— Start —
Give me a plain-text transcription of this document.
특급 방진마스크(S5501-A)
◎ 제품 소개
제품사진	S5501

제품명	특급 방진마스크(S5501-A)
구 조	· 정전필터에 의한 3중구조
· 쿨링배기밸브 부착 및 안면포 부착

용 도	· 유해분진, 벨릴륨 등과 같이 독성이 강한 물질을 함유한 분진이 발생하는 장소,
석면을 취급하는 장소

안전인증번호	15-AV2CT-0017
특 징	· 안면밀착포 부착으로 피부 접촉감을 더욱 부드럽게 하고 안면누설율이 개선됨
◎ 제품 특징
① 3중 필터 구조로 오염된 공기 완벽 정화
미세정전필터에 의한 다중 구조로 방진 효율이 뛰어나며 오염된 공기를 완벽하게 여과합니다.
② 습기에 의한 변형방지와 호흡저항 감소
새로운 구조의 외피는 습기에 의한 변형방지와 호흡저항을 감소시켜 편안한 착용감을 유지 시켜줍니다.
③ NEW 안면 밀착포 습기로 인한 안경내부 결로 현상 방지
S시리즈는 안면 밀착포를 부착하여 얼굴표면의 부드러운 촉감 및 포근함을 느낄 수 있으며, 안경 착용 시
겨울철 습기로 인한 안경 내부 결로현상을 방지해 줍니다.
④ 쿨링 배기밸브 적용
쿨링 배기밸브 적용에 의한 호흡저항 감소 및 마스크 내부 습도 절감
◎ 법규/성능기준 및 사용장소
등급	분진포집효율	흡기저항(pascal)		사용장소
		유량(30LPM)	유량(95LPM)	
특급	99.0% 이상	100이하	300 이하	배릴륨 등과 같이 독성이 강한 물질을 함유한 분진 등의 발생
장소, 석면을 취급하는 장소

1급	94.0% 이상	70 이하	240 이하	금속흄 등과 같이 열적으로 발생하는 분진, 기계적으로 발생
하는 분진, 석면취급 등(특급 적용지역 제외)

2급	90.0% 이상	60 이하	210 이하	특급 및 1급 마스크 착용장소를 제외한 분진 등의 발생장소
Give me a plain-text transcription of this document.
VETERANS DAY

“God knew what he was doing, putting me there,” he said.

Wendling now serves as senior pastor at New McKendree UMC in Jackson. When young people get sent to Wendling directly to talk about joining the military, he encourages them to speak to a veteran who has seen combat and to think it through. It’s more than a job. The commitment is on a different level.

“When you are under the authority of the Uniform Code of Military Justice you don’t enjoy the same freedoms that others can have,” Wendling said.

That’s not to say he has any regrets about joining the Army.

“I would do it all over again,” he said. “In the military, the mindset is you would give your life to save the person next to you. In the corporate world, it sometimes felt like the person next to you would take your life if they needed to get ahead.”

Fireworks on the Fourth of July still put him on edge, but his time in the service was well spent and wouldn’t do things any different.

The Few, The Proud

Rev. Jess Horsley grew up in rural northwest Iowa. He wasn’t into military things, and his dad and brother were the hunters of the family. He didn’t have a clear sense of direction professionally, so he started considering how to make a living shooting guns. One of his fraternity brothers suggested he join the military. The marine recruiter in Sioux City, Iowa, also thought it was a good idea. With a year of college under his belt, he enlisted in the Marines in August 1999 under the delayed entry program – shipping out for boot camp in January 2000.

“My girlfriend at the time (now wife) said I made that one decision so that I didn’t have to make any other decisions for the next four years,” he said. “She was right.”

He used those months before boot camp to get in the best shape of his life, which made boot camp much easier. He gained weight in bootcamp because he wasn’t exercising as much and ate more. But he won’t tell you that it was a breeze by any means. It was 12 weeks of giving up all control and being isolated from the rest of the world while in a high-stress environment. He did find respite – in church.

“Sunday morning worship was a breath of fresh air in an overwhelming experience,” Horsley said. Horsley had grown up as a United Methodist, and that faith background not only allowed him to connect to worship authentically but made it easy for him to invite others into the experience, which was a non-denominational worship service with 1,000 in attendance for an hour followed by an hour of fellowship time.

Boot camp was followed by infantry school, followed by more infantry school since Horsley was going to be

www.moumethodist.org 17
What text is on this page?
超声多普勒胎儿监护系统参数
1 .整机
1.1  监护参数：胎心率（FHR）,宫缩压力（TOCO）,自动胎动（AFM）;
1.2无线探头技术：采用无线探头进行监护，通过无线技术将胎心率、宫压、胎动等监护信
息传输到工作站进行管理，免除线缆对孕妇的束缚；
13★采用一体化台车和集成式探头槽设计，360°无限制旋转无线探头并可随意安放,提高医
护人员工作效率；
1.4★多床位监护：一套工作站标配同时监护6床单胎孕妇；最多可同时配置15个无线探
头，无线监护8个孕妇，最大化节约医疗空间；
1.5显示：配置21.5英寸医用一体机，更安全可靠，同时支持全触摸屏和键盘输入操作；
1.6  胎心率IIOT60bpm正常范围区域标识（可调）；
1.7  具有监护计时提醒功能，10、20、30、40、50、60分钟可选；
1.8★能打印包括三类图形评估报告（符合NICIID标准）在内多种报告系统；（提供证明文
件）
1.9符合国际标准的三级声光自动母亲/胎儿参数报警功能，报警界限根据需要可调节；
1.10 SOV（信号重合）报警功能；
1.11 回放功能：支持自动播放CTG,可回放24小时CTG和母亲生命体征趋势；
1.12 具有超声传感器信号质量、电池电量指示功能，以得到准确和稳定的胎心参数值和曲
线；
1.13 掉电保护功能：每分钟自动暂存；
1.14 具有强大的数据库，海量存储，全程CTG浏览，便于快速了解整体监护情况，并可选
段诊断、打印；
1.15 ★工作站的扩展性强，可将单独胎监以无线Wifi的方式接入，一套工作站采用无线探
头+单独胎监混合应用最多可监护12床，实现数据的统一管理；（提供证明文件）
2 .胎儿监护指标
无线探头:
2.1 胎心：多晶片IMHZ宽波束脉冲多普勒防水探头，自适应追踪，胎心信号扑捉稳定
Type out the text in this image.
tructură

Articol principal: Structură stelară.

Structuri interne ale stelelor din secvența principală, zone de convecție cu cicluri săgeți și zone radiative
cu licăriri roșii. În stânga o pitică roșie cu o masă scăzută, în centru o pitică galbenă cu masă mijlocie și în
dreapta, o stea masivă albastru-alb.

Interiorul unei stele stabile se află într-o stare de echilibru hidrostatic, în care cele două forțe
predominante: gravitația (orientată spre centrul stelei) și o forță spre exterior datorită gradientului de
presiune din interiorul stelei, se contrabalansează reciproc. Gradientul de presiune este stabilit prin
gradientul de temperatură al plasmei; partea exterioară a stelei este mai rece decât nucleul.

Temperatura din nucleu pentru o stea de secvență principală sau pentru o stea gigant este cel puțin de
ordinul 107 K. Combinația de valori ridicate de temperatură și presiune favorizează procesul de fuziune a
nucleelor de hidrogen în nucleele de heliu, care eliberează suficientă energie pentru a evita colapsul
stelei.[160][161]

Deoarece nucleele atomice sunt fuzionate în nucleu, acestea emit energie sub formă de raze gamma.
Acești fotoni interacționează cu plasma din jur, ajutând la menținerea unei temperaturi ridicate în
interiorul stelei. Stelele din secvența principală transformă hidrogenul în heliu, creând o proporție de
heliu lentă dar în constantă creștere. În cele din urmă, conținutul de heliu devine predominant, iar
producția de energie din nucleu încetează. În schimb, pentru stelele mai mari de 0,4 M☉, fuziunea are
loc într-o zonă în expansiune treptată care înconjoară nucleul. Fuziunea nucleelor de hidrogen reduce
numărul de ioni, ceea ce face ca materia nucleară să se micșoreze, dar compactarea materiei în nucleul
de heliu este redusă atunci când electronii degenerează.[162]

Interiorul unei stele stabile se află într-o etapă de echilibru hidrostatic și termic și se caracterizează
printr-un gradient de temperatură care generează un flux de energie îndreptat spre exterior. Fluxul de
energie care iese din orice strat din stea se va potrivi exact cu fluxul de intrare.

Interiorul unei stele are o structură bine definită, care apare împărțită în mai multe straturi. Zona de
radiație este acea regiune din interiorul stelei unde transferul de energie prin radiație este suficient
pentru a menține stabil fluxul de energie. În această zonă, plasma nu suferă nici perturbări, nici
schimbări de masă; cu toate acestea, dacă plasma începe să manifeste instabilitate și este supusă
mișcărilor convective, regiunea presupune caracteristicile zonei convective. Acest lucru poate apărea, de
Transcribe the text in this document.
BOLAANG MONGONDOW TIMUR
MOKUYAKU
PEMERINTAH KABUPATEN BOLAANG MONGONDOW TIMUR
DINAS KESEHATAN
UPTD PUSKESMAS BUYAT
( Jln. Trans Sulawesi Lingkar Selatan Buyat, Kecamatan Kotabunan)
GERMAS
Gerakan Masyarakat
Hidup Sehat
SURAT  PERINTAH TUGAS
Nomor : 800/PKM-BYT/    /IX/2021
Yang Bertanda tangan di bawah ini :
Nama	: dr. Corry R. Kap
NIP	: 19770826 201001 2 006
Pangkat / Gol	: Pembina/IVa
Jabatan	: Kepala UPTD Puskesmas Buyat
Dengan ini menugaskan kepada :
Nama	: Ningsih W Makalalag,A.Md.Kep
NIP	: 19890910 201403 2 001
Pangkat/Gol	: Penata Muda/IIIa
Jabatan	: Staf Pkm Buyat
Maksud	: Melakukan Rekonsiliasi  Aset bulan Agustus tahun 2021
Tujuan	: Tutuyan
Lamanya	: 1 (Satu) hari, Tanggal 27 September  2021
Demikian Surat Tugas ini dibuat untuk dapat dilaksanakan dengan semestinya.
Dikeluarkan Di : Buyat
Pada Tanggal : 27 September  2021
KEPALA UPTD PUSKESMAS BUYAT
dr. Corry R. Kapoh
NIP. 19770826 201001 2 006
— End —
Extract each line holding the word "stabile" from the records.

Interiorul unei stele stabile se află într-o stare de echilibru hidrostatic, în care cele două forțe
Interiorul unei stele stabile se află într-o etapă de echilibru hidrostatic și termic și se caracterizează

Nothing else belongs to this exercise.